### Input data ###
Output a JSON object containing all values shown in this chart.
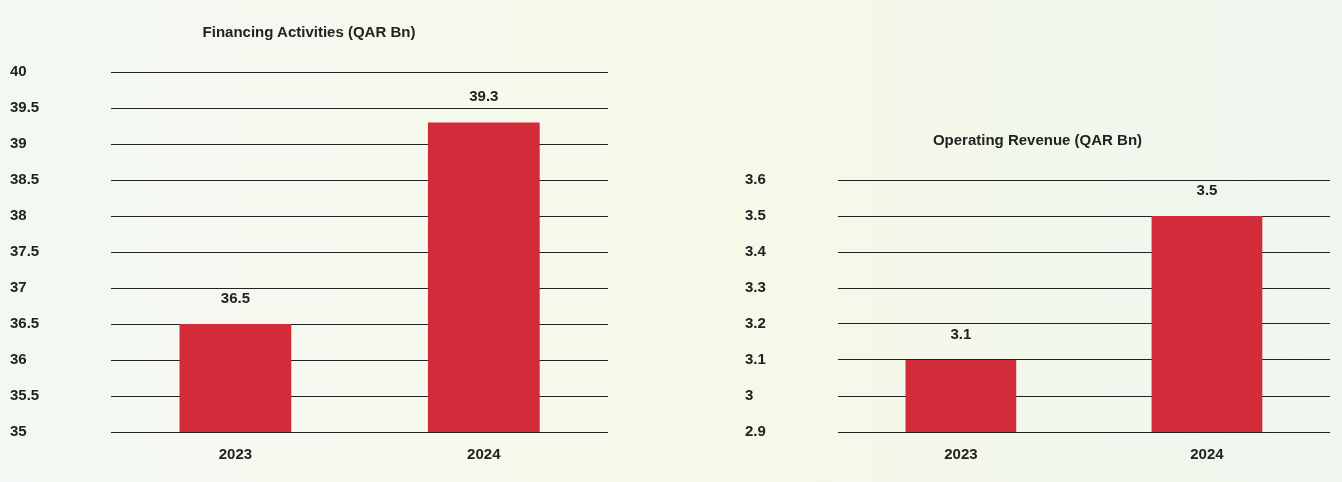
{
  "chart_data": [
    {
      "type": "bar",
      "title": "Financing Activities (QAR Bn)",
      "categories": [
        "2023",
        "2024"
      ],
      "values": [
        36.5,
        39.3
      ],
      "color": "#d22b3a",
      "ylim": [
        35,
        40
      ],
      "yticks": [
        35,
        35.5,
        36,
        36.5,
        37,
        37.5,
        38,
        38.5,
        39,
        39.5,
        40
      ],
      "grid": "y",
      "data_labels": true,
      "legend": false
    },
    {
      "type": "bar",
      "title": "Operating Revenue (QAR Bn)",
      "categories": [
        "2023",
        "2024"
      ],
      "values": [
        3.1,
        3.5
      ],
      "color": "#d22b3a",
      "ylim": [
        2.9,
        3.6
      ],
      "yticks": [
        2.9,
        3,
        3.1,
        3.2,
        3.3,
        3.4,
        3.5,
        3.6
      ],
      "grid": "y",
      "data_labels": true,
      "legend": false
    }
  ]
}
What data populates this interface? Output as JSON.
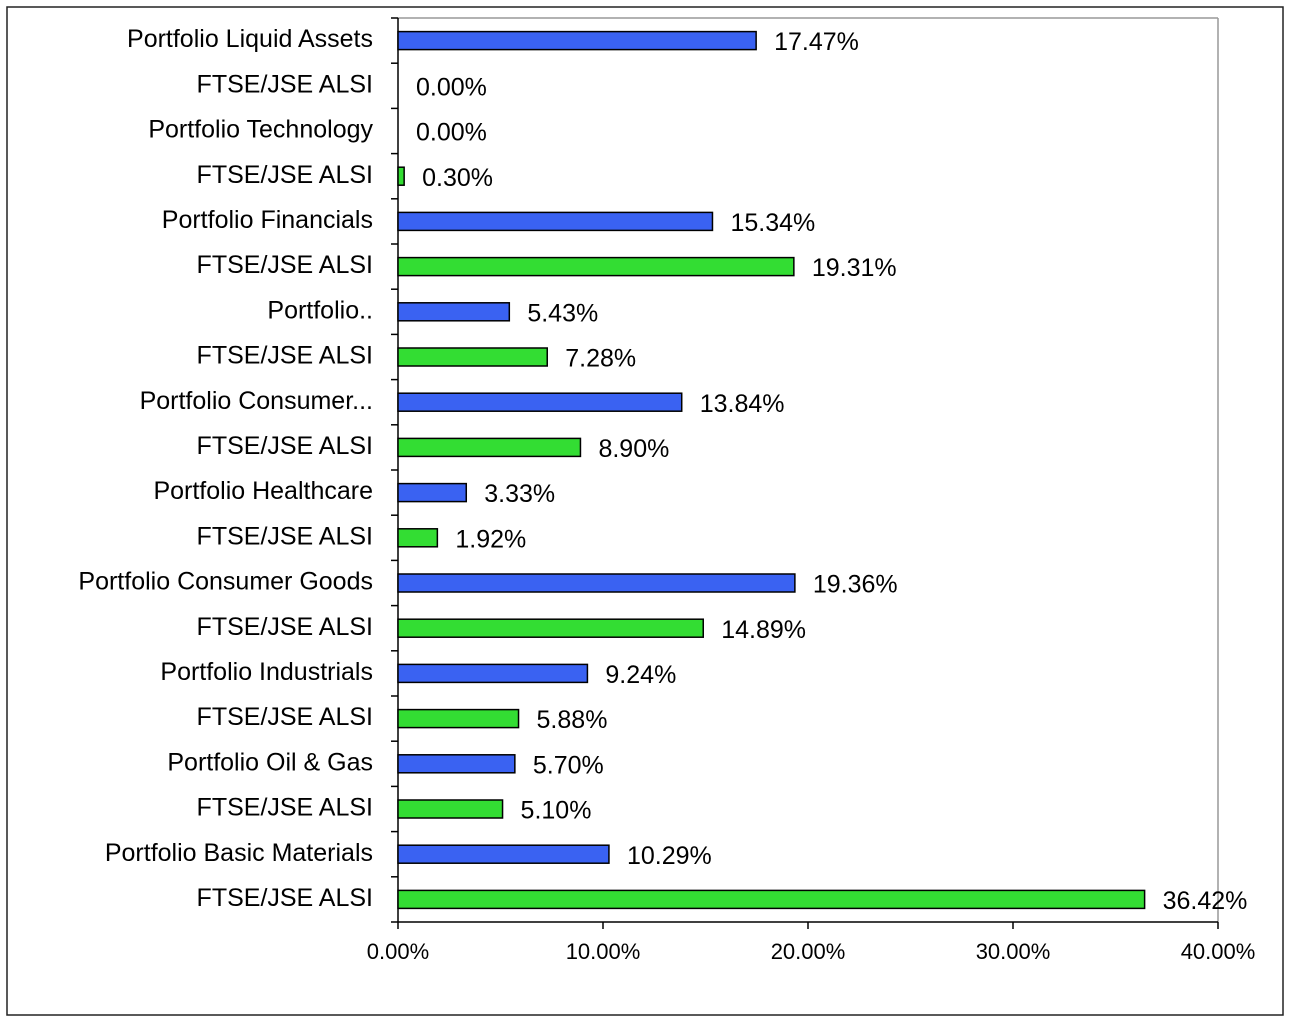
{
  "chart_data": {
    "type": "bar",
    "orientation": "horizontal",
    "categories": [
      "Portfolio Liquid Assets",
      "FTSE/JSE ALSI",
      "Portfolio Technology",
      "FTSE/JSE ALSI",
      "Portfolio Financials",
      "FTSE/JSE ALSI",
      "Portfolio..",
      "FTSE/JSE ALSI",
      "Portfolio Consumer...",
      "FTSE/JSE ALSI",
      "Portfolio Healthcare",
      "FTSE/JSE ALSI",
      "Portfolio Consumer Goods",
      "FTSE/JSE ALSI",
      "Portfolio Industrials",
      "FTSE/JSE ALSI",
      "Portfolio Oil & Gas",
      "FTSE/JSE ALSI",
      "Portfolio Basic Materials",
      "FTSE/JSE ALSI"
    ],
    "values": [
      17.47,
      0.0,
      0.0,
      0.3,
      15.34,
      19.31,
      5.43,
      7.28,
      13.84,
      8.9,
      3.33,
      1.92,
      19.36,
      14.89,
      9.24,
      5.88,
      5.7,
      5.1,
      10.29,
      36.42
    ],
    "value_labels": [
      "17.47%",
      "0.00%",
      "0.00%",
      "0.30%",
      "15.34%",
      "19.31%",
      "5.43%",
      "7.28%",
      "13.84%",
      "8.90%",
      "3.33%",
      "1.92%",
      "19.36%",
      "14.89%",
      "9.24%",
      "5.88%",
      "5.70%",
      "5.10%",
      "10.29%",
      "36.42%"
    ],
    "colors": [
      "#3a62f2",
      "#33dd33",
      "#3a62f2",
      "#33dd33",
      "#3a62f2",
      "#33dd33",
      "#3a62f2",
      "#33dd33",
      "#3a62f2",
      "#33dd33",
      "#3a62f2",
      "#33dd33",
      "#3a62f2",
      "#33dd33",
      "#3a62f2",
      "#33dd33",
      "#3a62f2",
      "#33dd33",
      "#3a62f2",
      "#33dd33"
    ],
    "xlim": [
      0,
      40
    ],
    "xticks": [
      {
        "value": 0,
        "label": "0.00%"
      },
      {
        "value": 10,
        "label": "10.00%"
      },
      {
        "value": 20,
        "label": "20.00%"
      },
      {
        "value": 30,
        "label": "30.00%"
      },
      {
        "value": 40,
        "label": "40.00%"
      }
    ]
  }
}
###
◆ Brief ◆
Without the pictures, repeat all the records word for word.

◆ Solution for this exercise ◆
Output a JSON object containing all values shown in this chart.
{
  "chart_data": [
    {
      "type": "bar",
      "title": "Financing Activities (QAR Bn)",
      "categories": [
        "2023",
        "2024"
      ],
      "values": [
        36.5,
        39.3
      ],
      "color": "#d22b3a",
      "ylim": [
        35,
        40
      ],
      "yticks": [
        35,
        35.5,
        36,
        36.5,
        37,
        37.5,
        38,
        38.5,
        39,
        39.5,
        40
      ],
      "grid": "y",
      "data_labels": true,
      "legend": false
    },
    {
      "type": "bar",
      "title": "Operating Revenue (QAR Bn)",
      "categories": [
        "2023",
        "2024"
      ],
      "values": [
        3.1,
        3.5
      ],
      "color": "#d22b3a",
      "ylim": [
        2.9,
        3.6
      ],
      "yticks": [
        2.9,
        3,
        3.1,
        3.2,
        3.3,
        3.4,
        3.5,
        3.6
      ],
      "grid": "y",
      "data_labels": true,
      "legend": false
    }
  ]
}
What data populates this interface? Output as JSON.
{
  "chart_data": {
    "type": "bar",
    "orientation": "horizontal",
    "categories": [
      "Portfolio Liquid Assets",
      "FTSE/JSE ALSI",
      "Portfolio Technology",
      "FTSE/JSE ALSI",
      "Portfolio Financials",
      "FTSE/JSE ALSI",
      "Portfolio..",
      "FTSE/JSE ALSI",
      "Portfolio Consumer...",
      "FTSE/JSE ALSI",
      "Portfolio Healthcare",
      "FTSE/JSE ALSI",
      "Portfolio Consumer Goods",
      "FTSE/JSE ALSI",
      "Portfolio Industrials",
      "FTSE/JSE ALSI",
      "Portfolio Oil & Gas",
      "FTSE/JSE ALSI",
      "Portfolio Basic Materials",
      "FTSE/JSE ALSI"
    ],
    "values": [
      17.47,
      0.0,
      0.0,
      0.3,
      15.34,
      19.31,
      5.43,
      7.28,
      13.84,
      8.9,
      3.33,
      1.92,
      19.36,
      14.89,
      9.24,
      5.88,
      5.7,
      5.1,
      10.29,
      36.42
    ],
    "value_labels": [
      "17.47%",
      "0.00%",
      "0.00%",
      "0.30%",
      "15.34%",
      "19.31%",
      "5.43%",
      "7.28%",
      "13.84%",
      "8.90%",
      "3.33%",
      "1.92%",
      "19.36%",
      "14.89%",
      "9.24%",
      "5.88%",
      "5.70%",
      "5.10%",
      "10.29%",
      "36.42%"
    ],
    "colors": [
      "#3a62f2",
      "#33dd33",
      "#3a62f2",
      "#33dd33",
      "#3a62f2",
      "#33dd33",
      "#3a62f2",
      "#33dd33",
      "#3a62f2",
      "#33dd33",
      "#3a62f2",
      "#33dd33",
      "#3a62f2",
      "#33dd33",
      "#3a62f2",
      "#33dd33",
      "#3a62f2",
      "#33dd33",
      "#3a62f2",
      "#33dd33"
    ],
    "xlim": [
      0,
      40
    ],
    "xticks": [
      {
        "value": 0,
        "label": "0.00%"
      },
      {
        "value": 10,
        "label": "10.00%"
      },
      {
        "value": 20,
        "label": "20.00%"
      },
      {
        "value": 30,
        "label": "30.00%"
      },
      {
        "value": 40,
        "label": "40.00%"
      }
    ]
  }
}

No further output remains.